● TRY IT
Tally up the lines below that include the word "Jaccard". Answer with the number alone.

● MATERIAL PROVIDED
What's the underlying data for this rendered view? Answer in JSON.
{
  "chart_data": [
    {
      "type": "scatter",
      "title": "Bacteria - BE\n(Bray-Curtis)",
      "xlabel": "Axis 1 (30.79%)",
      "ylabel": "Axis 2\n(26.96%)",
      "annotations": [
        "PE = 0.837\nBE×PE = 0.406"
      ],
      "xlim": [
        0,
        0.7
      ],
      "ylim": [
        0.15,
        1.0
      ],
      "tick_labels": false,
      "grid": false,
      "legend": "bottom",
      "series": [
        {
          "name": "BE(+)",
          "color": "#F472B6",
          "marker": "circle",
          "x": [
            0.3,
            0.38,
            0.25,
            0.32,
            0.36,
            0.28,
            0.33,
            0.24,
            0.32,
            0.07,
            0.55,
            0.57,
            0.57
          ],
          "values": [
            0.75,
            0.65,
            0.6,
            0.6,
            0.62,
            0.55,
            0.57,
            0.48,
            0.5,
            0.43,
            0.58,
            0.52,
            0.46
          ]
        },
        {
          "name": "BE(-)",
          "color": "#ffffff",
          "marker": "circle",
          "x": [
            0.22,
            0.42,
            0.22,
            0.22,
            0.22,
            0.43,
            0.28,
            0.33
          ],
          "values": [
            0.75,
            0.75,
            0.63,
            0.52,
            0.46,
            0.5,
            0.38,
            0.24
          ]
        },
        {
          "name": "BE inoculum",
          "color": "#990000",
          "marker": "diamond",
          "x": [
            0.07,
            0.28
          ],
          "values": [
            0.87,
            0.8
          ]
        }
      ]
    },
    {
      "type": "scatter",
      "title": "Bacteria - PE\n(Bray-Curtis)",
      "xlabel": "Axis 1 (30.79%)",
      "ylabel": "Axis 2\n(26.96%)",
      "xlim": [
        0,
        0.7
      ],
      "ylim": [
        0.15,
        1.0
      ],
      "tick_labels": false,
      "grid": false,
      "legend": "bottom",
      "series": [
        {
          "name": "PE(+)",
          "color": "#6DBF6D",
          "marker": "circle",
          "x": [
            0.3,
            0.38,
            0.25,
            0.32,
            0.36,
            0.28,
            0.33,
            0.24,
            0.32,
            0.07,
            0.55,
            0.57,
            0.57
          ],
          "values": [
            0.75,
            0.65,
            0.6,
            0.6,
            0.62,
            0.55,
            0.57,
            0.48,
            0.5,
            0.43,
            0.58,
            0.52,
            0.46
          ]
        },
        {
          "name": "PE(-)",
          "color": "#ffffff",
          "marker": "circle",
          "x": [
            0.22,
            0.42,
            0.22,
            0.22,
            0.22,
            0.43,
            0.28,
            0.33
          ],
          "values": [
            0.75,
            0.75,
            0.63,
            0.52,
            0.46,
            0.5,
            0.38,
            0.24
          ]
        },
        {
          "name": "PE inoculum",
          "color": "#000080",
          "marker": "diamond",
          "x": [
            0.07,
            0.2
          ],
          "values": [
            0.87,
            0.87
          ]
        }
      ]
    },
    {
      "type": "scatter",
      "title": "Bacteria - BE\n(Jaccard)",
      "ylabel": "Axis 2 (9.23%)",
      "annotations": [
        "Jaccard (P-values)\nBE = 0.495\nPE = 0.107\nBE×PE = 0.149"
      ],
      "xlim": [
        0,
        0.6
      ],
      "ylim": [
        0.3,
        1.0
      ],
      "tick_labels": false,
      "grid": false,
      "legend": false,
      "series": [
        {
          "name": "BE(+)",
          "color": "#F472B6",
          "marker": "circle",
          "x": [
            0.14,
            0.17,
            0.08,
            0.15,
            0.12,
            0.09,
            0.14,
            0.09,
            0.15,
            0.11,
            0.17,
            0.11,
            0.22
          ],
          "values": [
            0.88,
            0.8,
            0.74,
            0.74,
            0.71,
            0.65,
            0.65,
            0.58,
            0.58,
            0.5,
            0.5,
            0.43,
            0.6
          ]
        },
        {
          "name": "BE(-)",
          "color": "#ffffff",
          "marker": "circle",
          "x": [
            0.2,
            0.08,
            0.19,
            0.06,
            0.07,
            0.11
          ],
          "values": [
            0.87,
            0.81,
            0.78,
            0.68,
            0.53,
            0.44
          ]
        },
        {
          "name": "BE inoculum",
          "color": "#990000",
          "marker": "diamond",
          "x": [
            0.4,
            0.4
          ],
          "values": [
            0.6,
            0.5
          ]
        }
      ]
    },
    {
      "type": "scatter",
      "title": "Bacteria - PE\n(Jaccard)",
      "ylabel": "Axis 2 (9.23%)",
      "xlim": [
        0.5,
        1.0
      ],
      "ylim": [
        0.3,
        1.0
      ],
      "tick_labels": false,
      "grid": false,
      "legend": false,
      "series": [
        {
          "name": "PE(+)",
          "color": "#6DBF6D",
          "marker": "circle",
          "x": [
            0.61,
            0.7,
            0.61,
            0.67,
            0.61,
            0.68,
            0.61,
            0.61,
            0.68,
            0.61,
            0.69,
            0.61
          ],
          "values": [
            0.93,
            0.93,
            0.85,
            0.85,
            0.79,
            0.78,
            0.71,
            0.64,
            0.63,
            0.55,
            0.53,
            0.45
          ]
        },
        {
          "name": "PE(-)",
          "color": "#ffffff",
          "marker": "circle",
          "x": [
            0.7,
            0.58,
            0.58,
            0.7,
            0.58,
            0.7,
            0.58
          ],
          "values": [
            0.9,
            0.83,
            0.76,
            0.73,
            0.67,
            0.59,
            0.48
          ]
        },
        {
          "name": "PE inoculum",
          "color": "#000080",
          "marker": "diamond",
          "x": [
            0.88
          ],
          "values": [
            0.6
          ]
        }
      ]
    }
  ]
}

● ANSWER FOR THE TASK
3